* Written request *
Transcribe the records that follow, preserving every word.

* Source data *
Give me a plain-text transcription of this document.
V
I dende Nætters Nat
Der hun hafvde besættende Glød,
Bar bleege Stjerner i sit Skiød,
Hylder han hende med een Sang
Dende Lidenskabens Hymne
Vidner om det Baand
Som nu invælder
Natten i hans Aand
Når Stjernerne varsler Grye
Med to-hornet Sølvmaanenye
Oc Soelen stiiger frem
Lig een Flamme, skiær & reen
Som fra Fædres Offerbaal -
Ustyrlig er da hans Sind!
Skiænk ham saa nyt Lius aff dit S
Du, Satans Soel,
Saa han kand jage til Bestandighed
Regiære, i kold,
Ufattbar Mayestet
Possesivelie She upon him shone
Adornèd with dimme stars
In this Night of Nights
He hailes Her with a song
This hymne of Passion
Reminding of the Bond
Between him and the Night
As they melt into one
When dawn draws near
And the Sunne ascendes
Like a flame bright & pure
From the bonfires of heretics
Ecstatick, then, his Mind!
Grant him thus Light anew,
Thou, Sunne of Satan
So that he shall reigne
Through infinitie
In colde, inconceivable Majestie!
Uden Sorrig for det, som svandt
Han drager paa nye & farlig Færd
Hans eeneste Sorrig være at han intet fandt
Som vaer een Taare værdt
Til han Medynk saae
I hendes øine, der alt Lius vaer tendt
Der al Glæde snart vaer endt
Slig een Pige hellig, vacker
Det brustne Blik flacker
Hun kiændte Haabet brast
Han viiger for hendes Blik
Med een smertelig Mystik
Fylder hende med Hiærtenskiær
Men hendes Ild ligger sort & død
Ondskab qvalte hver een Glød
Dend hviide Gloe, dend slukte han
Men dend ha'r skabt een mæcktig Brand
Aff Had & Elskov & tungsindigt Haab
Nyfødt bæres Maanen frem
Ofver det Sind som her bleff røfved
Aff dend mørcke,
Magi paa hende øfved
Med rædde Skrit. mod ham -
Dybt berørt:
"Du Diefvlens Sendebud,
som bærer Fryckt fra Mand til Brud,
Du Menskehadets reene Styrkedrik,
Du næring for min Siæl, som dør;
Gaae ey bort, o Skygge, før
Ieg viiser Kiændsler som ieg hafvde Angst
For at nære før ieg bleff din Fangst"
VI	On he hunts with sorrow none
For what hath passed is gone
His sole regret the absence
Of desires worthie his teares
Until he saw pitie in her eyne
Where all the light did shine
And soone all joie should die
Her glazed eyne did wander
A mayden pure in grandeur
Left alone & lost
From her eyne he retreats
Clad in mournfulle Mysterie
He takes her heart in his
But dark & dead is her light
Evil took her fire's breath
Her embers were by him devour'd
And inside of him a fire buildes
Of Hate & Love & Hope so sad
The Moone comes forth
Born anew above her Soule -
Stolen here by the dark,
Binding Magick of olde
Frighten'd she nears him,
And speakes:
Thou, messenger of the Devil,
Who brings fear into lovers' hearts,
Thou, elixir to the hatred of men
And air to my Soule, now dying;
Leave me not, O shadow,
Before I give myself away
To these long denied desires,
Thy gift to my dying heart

* Finished task *
Give me a plain-text transcription of this document.
V
I dende Nætters Nat
Der hun hafvde besættende Glød,
Bar bleege Stjerner i sit Skiød,
Hylder han hende med een Sang
Dende Lidenskabens Hymne
Vidner om det Baand
Som nu invælder
Natten i hans Aand
Når Stjernerne varsler Grye
Med to-hornet Sølvmaanenye
Oc Soelen stiiger frem
Lig een Flamme, skiær & reen
Som fra Fædres Offerbaal -
Ustyrlig er da hans Sind!
Skiænk ham saa nyt Lius aff dit S
Du, Satans Soel,
Saa han kand jage til Bestandighed
Regiære, i kold,
Ufattbar Mayestet
Possesivelie She upon him shone
Adornèd with dimme stars
In this Night of Nights
He hailes Her with a song
This hymne of Passion
Reminding of the Bond
Between him and the Night
As they melt into one
When dawn draws near
And the Sunne ascendes
Like a flame bright & pure
From the bonfires of heretics
Ecstatick, then, his Mind!
Grant him thus Light anew,
Thou, Sunne of Satan
So that he shall reigne
Through infinitie
In colde, inconceivable Majestie!
Uden Sorrig for det, som svandt
Han drager paa nye & farlig Færd
Hans eeneste Sorrig være at han intet fandt
Som vaer een Taare værdt
Til han Medynk saae
I hendes øine, der alt Lius vaer tendt
Der al Glæde snart vaer endt
Slig een Pige hellig, vacker
Det brustne Blik flacker
Hun kiændte Haabet brast
Han viiger for hendes Blik
Med een smertelig Mystik
Fylder hende med Hiærtenskiær
Men hendes Ild ligger sort & død
Ondskab qvalte hver een Glød
Dend hviide Gloe, dend slukte han
Men dend ha'r skabt een mæcktig Brand
Aff Had & Elskov & tungsindigt Haab
Nyfødt bæres Maanen frem
Ofver det Sind som her bleff røfved
Aff dend mørcke,
Magi paa hende øfved
Med rædde Skrit. mod ham -
Dybt berørt:
"Du Diefvlens Sendebud,
som bærer Fryckt fra Mand til Brud,
Du Menskehadets reene Styrkedrik,
Du næring for min Siæl, som dør;
Gaae ey bort, o Skygge, før
Ieg viiser Kiændsler som ieg hafvde Angst
For at nære før ieg bleff din Fangst"
VI	On he hunts with sorrow none
For what hath passed is gone
His sole regret the absence
Of desires worthie his teares
Until he saw pitie in her eyne
Where all the light did shine
And soone all joie should die
Her glazed eyne did wander
A mayden pure in grandeur
Left alone & lost
From her eyne he retreats
Clad in mournfulle Mysterie
He takes her heart in his
But dark & dead is her light
Evil took her fire's breath
Her embers were by him devour'd
And inside of him a fire buildes
Of Hate & Love & Hope so sad
The Moone comes forth
Born anew above her Soule -
Stolen here by the dark,
Binding Magick of olde
Frighten'd she nears him,
And speakes:
Thou, messenger of the Devil,
Who brings fear into lovers' hearts,
Thou, elixir to the hatred of men
And air to my Soule, now dying;
Leave me not, O shadow,
Before I give myself away
To these long denied desires,
Thy gift to my dying heart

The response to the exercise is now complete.